> _What you will do_
Locate and copy all lines bearing the word "Кошевого".

> _Exercise material_
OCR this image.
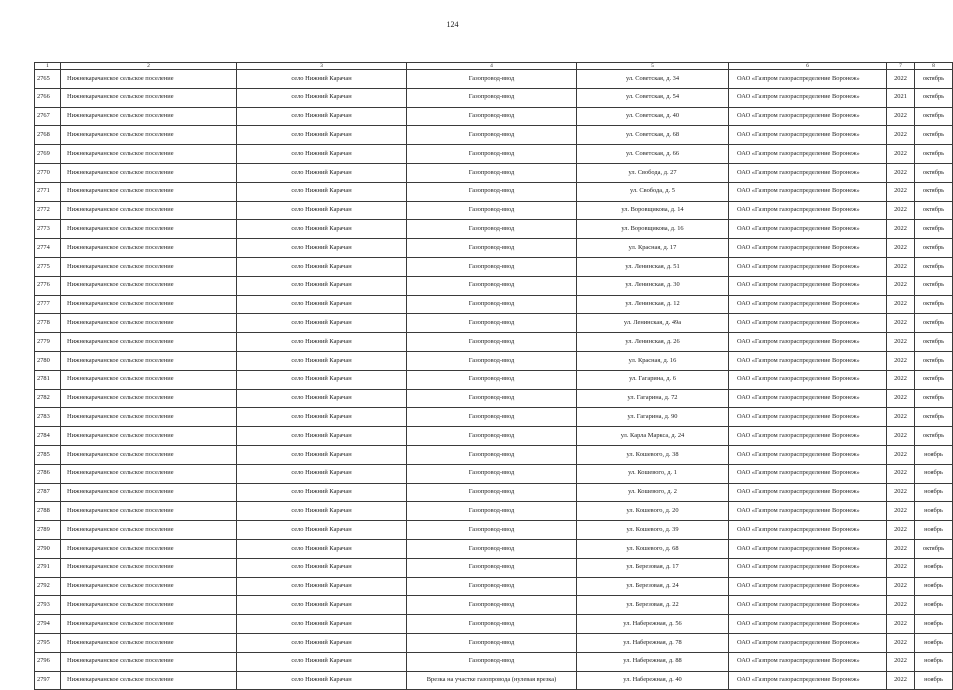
124
1	2	3	4	5	6	7	8
2765	Нижнекарачанское сельское поселение	село Нижний Карачан	Газопровод-ввод	ул. Советская, д. 34	ОАО «Газпром газораспределение Воронеж»	2022	октябрь
2766	Нижнекарачанское сельское поселение	село Нижний Карачан	Газопровод-ввод	ул. Советская, д. 54	ОАО «Газпром газораспределение Воронеж»	2021	октябрь
2767	Нижнекарачанское сельское поселение	село Нижний Карачан	Газопровод-ввод	ул. Советская, д. 40	ОАО «Газпром газораспределение Воронеж»	2022	октябрь
2768	Нижнекарачанское сельское поселение	село Нижний Карачан	Газопровод-ввод	ул. Советская, д. 68	ОАО «Газпром газораспределение Воронеж»	2022	октябрь
2769	Нижнекарачанское сельское поселение	село Нижний Карачан	Газопровод-ввод	ул. Советская, д. 66	ОАО «Газпром газораспределение Воронеж»	2022	октябрь
2770	Нижнекарачанское сельское поселение	село Нижний Карачан	Газопровод-ввод	ул. Свобода, д. 27	ОАО «Газпром газораспределение Воронеж»	2022	октябрь
2771	Нижнекарачанское сельское поселение	село Нижний Карачан	Газопровод-ввод	ул. Свобода, д. 5	ОАО «Газпром газораспределение Воронеж»	2022	октябрь
2772	Нижнекарачанское сельское поселение	село Нижний Карачан	Газопровод-ввод	ул. Воровщикова, д. 14	ОАО «Газпром газораспределение Воронеж»	2022	октябрь
2773	Нижнекарачанское сельское поселение	село Нижний Карачан	Газопровод-ввод	ул. Воровщикова, д. 16	ОАО «Газпром газораспределение Воронеж»	2022	октябрь
2774	Нижнекарачанское сельское поселение	село Нижний Карачан	Газопровод-ввод	ул. Красная, д. 17	ОАО «Газпром газораспределение Воронеж»	2022	октябрь
2775	Нижнекарачанское сельское поселение	село Нижний Карачан	Газопровод-ввод	ул. Ленинская, д. 51	ОАО «Газпром газораспределение Воронеж»	2022	октябрь
2776	Нижнекарачанское сельское поселение	село Нижний Карачан	Газопровод-ввод	ул. Ленинская, д. 30	ОАО «Газпром газораспределение Воронеж»	2022	октябрь
2777	Нижнекарачанское сельское поселение	село Нижний Карачан	Газопровод-ввод	ул. Ленинская, д. 12	ОАО «Газпром газораспределение Воронеж»	2022	октябрь
2778	Нижнекарачанское сельское поселение	село Нижний Карачан	Газопровод-ввод	ул. Ленинская, д. 49а	ОАО «Газпром газораспределение Воронеж»	2022	октябрь
2779	Нижнекарачанское сельское поселение	село Нижний Карачан	Газопровод-ввод	ул. Ленинская, д. 26	ОАО «Газпром газораспределение Воронеж»	2022	октябрь
2780	Нижнекарачанское сельское поселение	село Нижний Карачан	Газопровод-ввод	ул. Красная, д. 16	ОАО «Газпром газораспределение Воронеж»	2022	октябрь
2781	Нижнекарачанское сельское поселение	село Нижний Карачан	Газопровод-ввод	ул. Гагарина, д. 6	ОАО «Газпром газораспределение Воронеж»	2022	октябрь
2782	Нижнекарачанское сельское поселение	село Нижний Карачан	Газопровод-ввод	ул. Гагарина, д. 72	ОАО «Газпром газораспределение Воронеж»	2022	октябрь
2783	Нижнекарачанское сельское поселение	село Нижний Карачан	Газопровод-ввод	ул. Гагарина, д. 90	ОАО «Газпром газораспределение Воронеж»	2022	октябрь
2784	Нижнекарачанское сельское поселение	село Нижний Карачан	Газопровод-ввод	ул. Карла Маркса, д. 24	ОАО «Газпром газораспределение Воронеж»	2022	октябрь
2785	Нижнекарачанское сельское поселение	село Нижний Карачан	Газопровод-ввод	ул. Кошевого, д. 38	ОАО «Газпром газораспределение Воронеж»	2022	ноябрь
2786	Нижнекарачанское сельское поселение	село Нижний Карачан	Газопровод-ввод	ул. Кошевого, д. 1	ОАО «Газпром газораспределение Воронеж»	2022	ноябрь
2787	Нижнекарачанское сельское поселение	село Нижний Карачан	Газопровод-ввод	ул. Кошевого, д. 2	ОАО «Газпром газораспределение Воронеж»	2022	ноябрь
2788	Нижнекарачанское сельское поселение	село Нижний Карачан	Газопровод-ввод	ул. Кошевого, д. 20	ОАО «Газпром газораспределение Воронеж»	2022	ноябрь
2789	Нижнекарачанское сельское поселение	село Нижний Карачан	Газопровод-ввод	ул. Кошевого, д. 39	ОАО «Газпром газораспределение Воронеж»	2022	ноябрь
2790	Нижнекарачанское сельское поселение	село Нижний Карачан	Газопровод-ввод	ул. Кошевого, д. 68	ОАО «Газпром газораспределение Воронеж»	2022	октябрь
2791	Нижнекарачанское сельское поселение	село Нижний Карачан	Газопровод-ввод	ул. Березовая, д. 17	ОАО «Газпром газораспределение Воронеж»	2022	ноябрь
2792	Нижнекарачанское сельское поселение	село Нижний Карачан	Газопровод-ввод	ул. Березовая, д. 24	ОАО «Газпром газораспределение Воронеж»	2022	ноябрь
2793	Нижнекарачанское сельское поселение	село Нижний Карачан	Газопровод-ввод	ул. Березовая, д. 22	ОАО «Газпром газораспределение Воронеж»	2022	ноябрь
2794	Нижнекарачанское сельское поселение	село Нижний Карачан	Газопровод-ввод	ул. Набережная, д. 56	ОАО «Газпром газораспределение Воронеж»	2022	ноябрь
2795	Нижнекарачанское сельское поселение	село Нижний Карачан	Газопровод-ввод	ул. Набережная, д. 78	ОАО «Газпром газораспределение Воронеж»	2022	ноябрь
2796	Нижнекарачанское сельское поселение	село Нижний Карачан	Газопровод-ввод	ул. Набережная, д. 88	ОАО «Газпром газораспределение Воронеж»	2022	ноябрь
2797	Нижнекарачанское сельское поселение	село Нижний Карачан	Врезка на участке газопровода (нулевая врезка)	ул. Набережная, д. 40	ОАО «Газпром газораспределение Воронеж»	2022	ноябрь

> _Final result_
2785	Нижнекарачанское сельское поселение	село Нижний Карачан	Газопровод-ввод	ул. Кошевого, д. 38	ОАО «Газпром газораспределение Воронеж»	2022	ноябрь
2786	Нижнекарачанское сельское поселение	село Нижний Карачан	Газопровод-ввод	ул. Кошевого, д. 1	ОАО «Газпром газораспределение Воронеж»	2022	ноябрь
2787	Нижнекарачанское сельское поселение	село Нижний Карачан	Газопровод-ввод	ул. Кошевого, д. 2	ОАО «Газпром газораспределение Воронеж»	2022	ноябрь
2788	Нижнекарачанское сельское поселение	село Нижний Карачан	Газопровод-ввод	ул. Кошевого, д. 20	ОАО «Газпром газораспределение Воронеж»	2022	ноябрь
2789	Нижнекарачанское сельское поселение	село Нижний Карачан	Газопровод-ввод	ул. Кошевого, д. 39	ОАО «Газпром газораспределение Воронеж»	2022	ноябрь
2790	Нижнекарачанское сельское поселение	село Нижний Карачан	Газопровод-ввод	ул. Кошевого, д. 68	ОАО «Газпром газораспределение Воронеж»	2022	октябрь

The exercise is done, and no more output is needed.